▶ _Given records_

"""

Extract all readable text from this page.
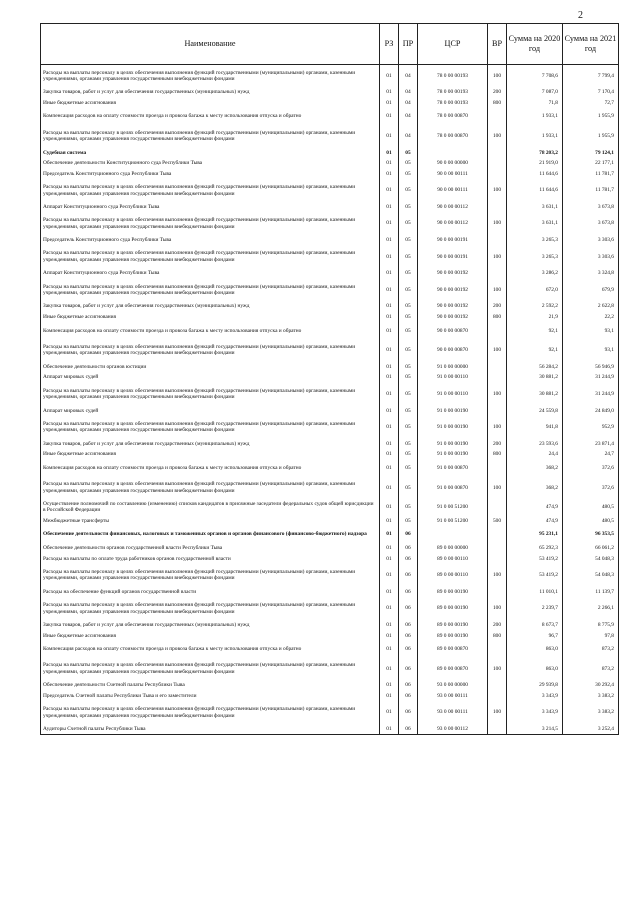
2
Наименование	РЗ	ПР	ЦСР	ВР	Сумма на 2020 год	Сумма на 2021 год
Расходы на выплаты персоналу в целях обеспечения выполнения функций государственными (муниципальными) органами, казенными учреждениями, органами управления государственными внебюджетными фондами	01	04	78 0 00 00193	100	7 708,6	7 799,4
Закупка товаров, работ и услуг для обеспечения государственных (муниципальных) нужд	01	04	78 0 00 00193	200	7 087,0	7 170,4
Иные бюджетные ассигнования	01	04	78 0 00 00193	800	71,8	72,7
Компенсация расходов на оплату стоимости проезда и провоза багажа к месту использования отпуска и обратно	01	04	78 0 00 00870		1 933,1	1 955,9
Расходы на выплаты персоналу в целях обеспечения выполнения функций государственными (муниципальными) органами, казенными учреждениями, органами управления государственными внебюджетными фондами	01	04	78 0 00 00870	100	1 933,1	1 955,9
Судебная система	01	05			78 203,2	79 124,1
Обеспечение деятельности Конституционного суда Республики Тыва	01	05	90 0 00 00000		21 919,0	22 177,1
Председатель Конституционного суда Республики Тыва	01	05	90 0 00 00111		11 644,6	11 781,7
Расходы на выплаты персоналу в целях обеспечения выполнения функций государственными (муниципальными) органами, казенными учреждениями, органами управления государственными внебюджетными фондами	01	05	90 0 00 00111	100	11 644,6	11 781,7
Аппарат Конституционного суда Республики Тыва	01	05	90 0 00 00112		3 631,1	3 673,8
Расходы на выплаты персоналу в целях обеспечения выполнения функций государственными (муниципальными) органами, казенными учреждениями, органами управления государственными внебюджетными фондами	01	05	90 0 00 00112	100	3 631,1	3 673,8
Председатель Конституционного суда Республики Тыва	01	05	90 0 00 00191		3 265,3	3 303,6
Расходы на выплаты персоналу в целях обеспечения выполнения функций государственными (муниципальными) органами, казенными учреждениями, органами управления государственными внебюджетными фондами	01	05	90 0 00 00191	100	3 265,3	3 303,6
Аппарат Конституционного суда Республики Тыва	01	05	90 0 00 00192		3 286,2	3 324,8
Расходы на выплаты персоналу в целях обеспечения выполнения функций государственными (муниципальными) органами, казенными учреждениями, органами управления государственными внебюджетными фондами	01	05	90 0 00 00192	100	672,0	679,9
Закупка товаров, работ и услуг для обеспечения государственных (муниципальных) нужд	01	05	90 0 00 00192	200	2 592,2	2 622,8
Иные бюджетные ассигнования	01	05	90 0 00 00192	800	21,9	22,2
Компенсация расходов на оплату стоимости проезда и провоза багажа к месту использования отпуска и обратно	01	05	90 0 00 00870		92,1	93,1
Расходы на выплаты персоналу в целях обеспечения выполнения функций государственными (муниципальными) органами, казенными учреждениями, органами управления государственными внебюджетными фондами	01	05	90 0 00 00870	100	92,1	93,1
Обеспечение деятельности органов юстиции	01	05	91 0 00 00000		56 284,2	56 946,9
Аппарат мировых судей	01	05	91 0 00 00110		30 881,2	31 244,9
Расходы на выплаты персоналу в целях обеспечения выполнения функций государственными (муниципальными) органами, казенными учреждениями, органами управления государственными внебюджетными фондами	01	05	91 0 00 00110	100	30 881,2	31 244,9
Аппарат мировых судей	01	05	91 0 00 00190		24 559,8	24 849,0
Расходы на выплаты персоналу в целях обеспечения выполнения функций государственными (муниципальными) органами, казенными учреждениями, органами управления государственными внебюджетными фондами	01	05	91 0 00 00190	100	941,8	952,9
Закупка товаров, работ и услуг для обеспечения государственных (муниципальных) нужд	01	05	91 0 00 00190	200	23 593,6	23 871,4
Иные бюджетные ассигнования	01	05	91 0 00 00190	800	24,4	24,7
Компенсация расходов на оплату стоимости проезда и провоза багажа к месту использования отпуска и обратно	01	05	91 0 00 00870		368,2	372,6
Расходы на выплаты персоналу в целях обеспечения выполнения функций государственными (муниципальными) органами, казенными учреждениями, органами управления государственными внебюджетными фондами	01	05	91 0 00 00870	100	368,2	372,6
Осуществление полномочий по составлению (изменению) списков кандидатов в присяжные заседатели федеральных судов общей юрисдикции в Российской Федерации	01	05	91 0 00 51200		474,9	480,5
Межбюджетные трансферты	01	05	91 0 00 51200	500	474,9	480,5
Обеспечение деятельности финансовых, налоговых и таможенных органов и органов финансового (финансово-бюджетного) надзора	01	06			95 231,1	96 353,5
Обеспечение деятельности органов государственной власти Республики Тыва	01	06	89 0 00 00000		65 292,3	66 061,2
Расходы на выплаты по оплате труда работников органов государственной власти	01	06	89 0 00 00110		53 419,2	54 048,3
Расходы на выплаты персоналу в целях обеспечения выполнения функций государственными (муниципальными) органами, казенными учреждениями, органами управления государственными внебюджетными фондами	01	06	89 0 00 00110	100	53 419,2	54 048,3
Расходы на обеспечение функций органов государственной власти	01	06	89 0 00 00190		11 010,1	11 139,7
Расходы на выплаты персоналу в целях обеспечения выполнения функций государственными (муниципальными) органами, казенными учреждениями, органами управления государственными внебюджетными фондами	01	06	89 0 00 00190	100	2 239,7	2 266,1
Закупка товаров, работ и услуг для обеспечения государственных (муниципальных) нужд	01	06	89 0 00 00190	200	8 673,7	8 775,9
Иные бюджетные ассигнования	01	06	89 0 00 00190	800	96,7	97,8
Компенсация расходов на оплату стоимости проезда и провоза багажа к месту использования отпуска и обратно	01	06	89 0 00 00870		863,0	873,2
Расходы на выплаты персоналу в целях обеспечения выполнения функций государственными (муниципальными) органами, казенными учреждениями, органами управления государственными внебюджетными фондами	01	06	89 0 00 00870	100	863,0	873,2
Обеспечение деятельности Счетной палаты Республики Тыва	01	06	93 0 00 00000		29 939,8	30 292,4
Председатель Счетной палаты Республики Тыва и его заместители	01	06	93 0 00 00111		3 343,9	3 383,2
Расходы на выплаты персоналу в целях обеспечения выполнения функций государственными (муниципальными) органами, казенными учреждениями, органами управления государственными внебюджетными фондами	01	06	93 0 00 00111	100	3 343,9	3 383,2
Аудиторы Счетной палаты Республики Тыва	01	06	93 0 00 00112		3 214,5	3 252,4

"""

The entries above are to be returned exactly, without their pictures.

Extract all readable text from this page.
2
Наименование	РЗ	ПР	ЦСР	ВР	Сумма на 2020 год	Сумма на 2021 год
Расходы на выплаты персоналу в целях обеспечения выполнения функций государственными (муниципальными) органами, казенными учреждениями, органами управления государственными внебюджетными фондами	01	04	78 0 00 00193	100	7 708,6	7 799,4
Закупка товаров, работ и услуг для обеспечения государственных (муниципальных) нужд	01	04	78 0 00 00193	200	7 087,0	7 170,4
Иные бюджетные ассигнования	01	04	78 0 00 00193	800	71,8	72,7
Компенсация расходов на оплату стоимости проезда и провоза багажа к месту использования отпуска и обратно	01	04	78 0 00 00870		1 933,1	1 955,9
Расходы на выплаты персоналу в целях обеспечения выполнения функций государственными (муниципальными) органами, казенными учреждениями, органами управления государственными внебюджетными фондами	01	04	78 0 00 00870	100	1 933,1	1 955,9
Судебная система	01	05			78 203,2	79 124,1
Обеспечение деятельности Конституционного суда Республики Тыва	01	05	90 0 00 00000		21 919,0	22 177,1
Председатель Конституционного суда Республики Тыва	01	05	90 0 00 00111		11 644,6	11 781,7
Расходы на выплаты персоналу в целях обеспечения выполнения функций государственными (муниципальными) органами, казенными учреждениями, органами управления государственными внебюджетными фондами	01	05	90 0 00 00111	100	11 644,6	11 781,7
Аппарат Конституционного суда Республики Тыва	01	05	90 0 00 00112		3 631,1	3 673,8
Расходы на выплаты персоналу в целях обеспечения выполнения функций государственными (муниципальными) органами, казенными учреждениями, органами управления государственными внебюджетными фондами	01	05	90 0 00 00112	100	3 631,1	3 673,8
Председатель Конституционного суда Республики Тыва	01	05	90 0 00 00191		3 265,3	3 303,6
Расходы на выплаты персоналу в целях обеспечения выполнения функций государственными (муниципальными) органами, казенными учреждениями, органами управления государственными внебюджетными фондами	01	05	90 0 00 00191	100	3 265,3	3 303,6
Аппарат Конституционного суда Республики Тыва	01	05	90 0 00 00192		3 286,2	3 324,8
Расходы на выплаты персоналу в целях обеспечения выполнения функций государственными (муниципальными) органами, казенными учреждениями, органами управления государственными внебюджетными фондами	01	05	90 0 00 00192	100	672,0	679,9
Закупка товаров, работ и услуг для обеспечения государственных (муниципальных) нужд	01	05	90 0 00 00192	200	2 592,2	2 622,8
Иные бюджетные ассигнования	01	05	90 0 00 00192	800	21,9	22,2
Компенсация расходов на оплату стоимости проезда и провоза багажа к месту использования отпуска и обратно	01	05	90 0 00 00870		92,1	93,1
Расходы на выплаты персоналу в целях обеспечения выполнения функций государственными (муниципальными) органами, казенными учреждениями, органами управления государственными внебюджетными фондами	01	05	90 0 00 00870	100	92,1	93,1
Обеспечение деятельности органов юстиции	01	05	91 0 00 00000		56 284,2	56 946,9
Аппарат мировых судей	01	05	91 0 00 00110		30 881,2	31 244,9
Расходы на выплаты персоналу в целях обеспечения выполнения функций государственными (муниципальными) органами, казенными учреждениями, органами управления государственными внебюджетными фондами	01	05	91 0 00 00110	100	30 881,2	31 244,9
Аппарат мировых судей	01	05	91 0 00 00190		24 559,8	24 849,0
Расходы на выплаты персоналу в целях обеспечения выполнения функций государственными (муниципальными) органами, казенными учреждениями, органами управления государственными внебюджетными фондами	01	05	91 0 00 00190	100	941,8	952,9
Закупка товаров, работ и услуг для обеспечения государственных (муниципальных) нужд	01	05	91 0 00 00190	200	23 593,6	23 871,4
Иные бюджетные ассигнования	01	05	91 0 00 00190	800	24,4	24,7
Компенсация расходов на оплату стоимости проезда и провоза багажа к месту использования отпуска и обратно	01	05	91 0 00 00870		368,2	372,6
Расходы на выплаты персоналу в целях обеспечения выполнения функций государственными (муниципальными) органами, казенными учреждениями, органами управления государственными внебюджетными фондами	01	05	91 0 00 00870	100	368,2	372,6
Осуществление полномочий по составлению (изменению) списков кандидатов в присяжные заседатели федеральных судов общей юрисдикции в Российской Федерации	01	05	91 0 00 51200		474,9	480,5
Межбюджетные трансферты	01	05	91 0 00 51200	500	474,9	480,5
Обеспечение деятельности финансовых, налоговых и таможенных органов и органов финансового (финансово-бюджетного) надзора	01	06			95 231,1	96 353,5
Обеспечение деятельности органов государственной власти Республики Тыва	01	06	89 0 00 00000		65 292,3	66 061,2
Расходы на выплаты по оплате труда работников органов государственной власти	01	06	89 0 00 00110		53 419,2	54 048,3
Расходы на выплаты персоналу в целях обеспечения выполнения функций государственными (муниципальными) органами, казенными учреждениями, органами управления государственными внебюджетными фондами	01	06	89 0 00 00110	100	53 419,2	54 048,3
Расходы на обеспечение функций органов государственной власти	01	06	89 0 00 00190		11 010,1	11 139,7
Расходы на выплаты персоналу в целях обеспечения выполнения функций государственными (муниципальными) органами, казенными учреждениями, органами управления государственными внебюджетными фондами	01	06	89 0 00 00190	100	2 239,7	2 266,1
Закупка товаров, работ и услуг для обеспечения государственных (муниципальных) нужд	01	06	89 0 00 00190	200	8 673,7	8 775,9
Иные бюджетные ассигнования	01	06	89 0 00 00190	800	96,7	97,8
Компенсация расходов на оплату стоимости проезда и провоза багажа к месту использования отпуска и обратно	01	06	89 0 00 00870		863,0	873,2
Расходы на выплаты персоналу в целях обеспечения выполнения функций государственными (муниципальными) органами, казенными учреждениями, органами управления государственными внебюджетными фондами	01	06	89 0 00 00870	100	863,0	873,2
Обеспечение деятельности Счетной палаты Республики Тыва	01	06	93 0 00 00000		29 939,8	30 292,4
Председатель Счетной палаты Республики Тыва и его заместители	01	06	93 0 00 00111		3 343,9	3 383,2
Расходы на выплаты персоналу в целях обеспечения выполнения функций государственными (муниципальными) органами, казенными учреждениями, органами управления государственными внебюджетными фондами	01	06	93 0 00 00111	100	3 343,9	3 383,2
Аудиторы Счетной палаты Республики Тыва	01	06	93 0 00 00112		3 214,5	3 252,4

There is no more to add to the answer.